▶ _Records excerpted from a collection_
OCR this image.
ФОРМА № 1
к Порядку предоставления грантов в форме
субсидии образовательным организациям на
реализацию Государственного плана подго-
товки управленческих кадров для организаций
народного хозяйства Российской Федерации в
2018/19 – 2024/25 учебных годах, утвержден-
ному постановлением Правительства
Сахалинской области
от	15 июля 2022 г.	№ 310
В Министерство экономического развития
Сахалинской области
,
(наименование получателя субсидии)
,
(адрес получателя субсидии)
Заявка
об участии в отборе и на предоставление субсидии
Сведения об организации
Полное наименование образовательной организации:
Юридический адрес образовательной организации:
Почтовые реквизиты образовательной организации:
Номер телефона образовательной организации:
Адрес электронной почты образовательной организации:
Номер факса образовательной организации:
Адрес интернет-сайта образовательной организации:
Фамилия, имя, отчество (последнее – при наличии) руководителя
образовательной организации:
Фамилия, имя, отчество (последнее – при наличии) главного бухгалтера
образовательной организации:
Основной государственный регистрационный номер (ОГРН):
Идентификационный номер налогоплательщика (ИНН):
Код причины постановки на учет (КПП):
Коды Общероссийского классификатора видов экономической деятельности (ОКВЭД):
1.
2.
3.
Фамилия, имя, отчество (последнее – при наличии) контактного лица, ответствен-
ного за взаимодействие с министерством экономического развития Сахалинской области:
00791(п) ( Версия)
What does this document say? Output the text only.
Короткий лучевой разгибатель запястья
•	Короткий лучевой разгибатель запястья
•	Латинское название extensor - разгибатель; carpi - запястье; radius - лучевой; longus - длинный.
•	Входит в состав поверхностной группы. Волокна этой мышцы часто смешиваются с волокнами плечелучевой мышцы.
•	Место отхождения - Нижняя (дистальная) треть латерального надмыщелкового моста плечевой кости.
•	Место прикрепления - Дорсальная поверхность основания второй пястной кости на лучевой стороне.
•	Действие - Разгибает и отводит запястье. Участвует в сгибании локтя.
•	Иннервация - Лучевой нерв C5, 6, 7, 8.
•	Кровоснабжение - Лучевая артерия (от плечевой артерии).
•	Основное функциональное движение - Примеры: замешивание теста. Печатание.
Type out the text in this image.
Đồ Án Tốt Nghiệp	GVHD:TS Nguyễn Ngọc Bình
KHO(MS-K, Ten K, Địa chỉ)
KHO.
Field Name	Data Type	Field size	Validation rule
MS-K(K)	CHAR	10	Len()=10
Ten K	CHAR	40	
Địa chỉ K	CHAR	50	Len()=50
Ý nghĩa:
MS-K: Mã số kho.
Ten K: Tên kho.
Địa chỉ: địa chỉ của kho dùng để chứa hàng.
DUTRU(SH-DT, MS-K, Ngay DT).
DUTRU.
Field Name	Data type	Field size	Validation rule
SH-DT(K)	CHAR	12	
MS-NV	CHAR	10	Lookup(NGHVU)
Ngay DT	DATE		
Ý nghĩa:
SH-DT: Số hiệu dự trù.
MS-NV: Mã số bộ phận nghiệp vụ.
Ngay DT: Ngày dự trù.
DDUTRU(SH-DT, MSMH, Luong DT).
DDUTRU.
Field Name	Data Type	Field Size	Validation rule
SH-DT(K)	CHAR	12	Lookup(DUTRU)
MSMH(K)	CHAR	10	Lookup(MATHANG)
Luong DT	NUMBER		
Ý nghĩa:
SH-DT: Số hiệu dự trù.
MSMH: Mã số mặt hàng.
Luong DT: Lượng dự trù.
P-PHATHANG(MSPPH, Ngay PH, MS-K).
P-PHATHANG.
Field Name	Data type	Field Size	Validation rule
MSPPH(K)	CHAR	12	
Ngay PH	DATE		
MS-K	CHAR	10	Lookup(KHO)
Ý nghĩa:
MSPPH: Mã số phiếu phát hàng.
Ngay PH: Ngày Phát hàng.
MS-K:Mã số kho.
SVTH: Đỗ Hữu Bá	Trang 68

▶ _REQUIREMENTS_
Give every line of the material again, exactly as it reads.

▶ _THE RESULT_
OCR this image.
ФОРМА № 1
к Порядку предоставления грантов в форме
субсидии образовательным организациям на
реализацию Государственного плана подго-
товки управленческих кадров для организаций
народного хозяйства Российской Федерации в
2018/19 – 2024/25 учебных годах, утвержден-
ному постановлением Правительства
Сахалинской области
от	15 июля 2022 г.	№ 310
В Министерство экономического развития
Сахалинской области
,
(наименование получателя субсидии)
,
(адрес получателя субсидии)
Заявка
об участии в отборе и на предоставление субсидии
Сведения об организации
Полное наименование образовательной организации:
Юридический адрес образовательной организации:
Почтовые реквизиты образовательной организации:
Номер телефона образовательной организации:
Адрес электронной почты образовательной организации:
Номер факса образовательной организации:
Адрес интернет-сайта образовательной организации:
Фамилия, имя, отчество (последнее – при наличии) руководителя
образовательной организации:
Фамилия, имя, отчество (последнее – при наличии) главного бухгалтера
образовательной организации:
Основной государственный регистрационный номер (ОГРН):
Идентификационный номер налогоплательщика (ИНН):
Код причины постановки на учет (КПП):
Коды Общероссийского классификатора видов экономической деятельности (ОКВЭД):
1.
2.
3.
Фамилия, имя, отчество (последнее – при наличии) контактного лица, ответствен-
ного за взаимодействие с министерством экономического развития Сахалинской области:
00791(п) ( Версия)
What does this document say? Output the text only.
Короткий лучевой разгибатель запястья
•	Короткий лучевой разгибатель запястья
•	Латинское название extensor - разгибатель; carpi - запястье; radius - лучевой; longus - длинный.
•	Входит в состав поверхностной группы. Волокна этой мышцы часто смешиваются с волокнами плечелучевой мышцы.
•	Место отхождения - Нижняя (дистальная) треть латерального надмыщелкового моста плечевой кости.
•	Место прикрепления - Дорсальная поверхность основания второй пястной кости на лучевой стороне.
•	Действие - Разгибает и отводит запястье. Участвует в сгибании локтя.
•	Иннервация - Лучевой нерв C5, 6, 7, 8.
•	Кровоснабжение - Лучевая артерия (от плечевой артерии).
•	Основное функциональное движение - Примеры: замешивание теста. Печатание.
Type out the text in this image.
Đồ Án Tốt Nghiệp	GVHD:TS Nguyễn Ngọc Bình
KHO(MS-K, Ten K, Địa chỉ)
KHO.
Field Name	Data Type	Field size	Validation rule
MS-K(K)	CHAR	10	Len()=10
Ten K	CHAR	40	
Địa chỉ K	CHAR	50	Len()=50
Ý nghĩa:
MS-K: Mã số kho.
Ten K: Tên kho.
Địa chỉ: địa chỉ của kho dùng để chứa hàng.
DUTRU(SH-DT, MS-K, Ngay DT).
DUTRU.
Field Name	Data type	Field size	Validation rule
SH-DT(K)	CHAR	12	
MS-NV	CHAR	10	Lookup(NGHVU)
Ngay DT	DATE		
Ý nghĩa:
SH-DT: Số hiệu dự trù.
MS-NV: Mã số bộ phận nghiệp vụ.
Ngay DT: Ngày dự trù.
DDUTRU(SH-DT, MSMH, Luong DT).
DDUTRU.
Field Name	Data Type	Field Size	Validation rule
SH-DT(K)	CHAR	12	Lookup(DUTRU)
MSMH(K)	CHAR	10	Lookup(MATHANG)
Luong DT	NUMBER		
Ý nghĩa:
SH-DT: Số hiệu dự trù.
MSMH: Mã số mặt hàng.
Luong DT: Lượng dự trù.
P-PHATHANG(MSPPH, Ngay PH, MS-K).
P-PHATHANG.
Field Name	Data type	Field Size	Validation rule
MSPPH(K)	CHAR	12	
Ngay PH	DATE		
MS-K	CHAR	10	Lookup(KHO)
Ý nghĩa:
MSPPH: Mã số phiếu phát hàng.
Ngay PH: Ngày Phát hàng.
MS-K:Mã số kho.
SVTH: Đỗ Hữu Bá	Trang 68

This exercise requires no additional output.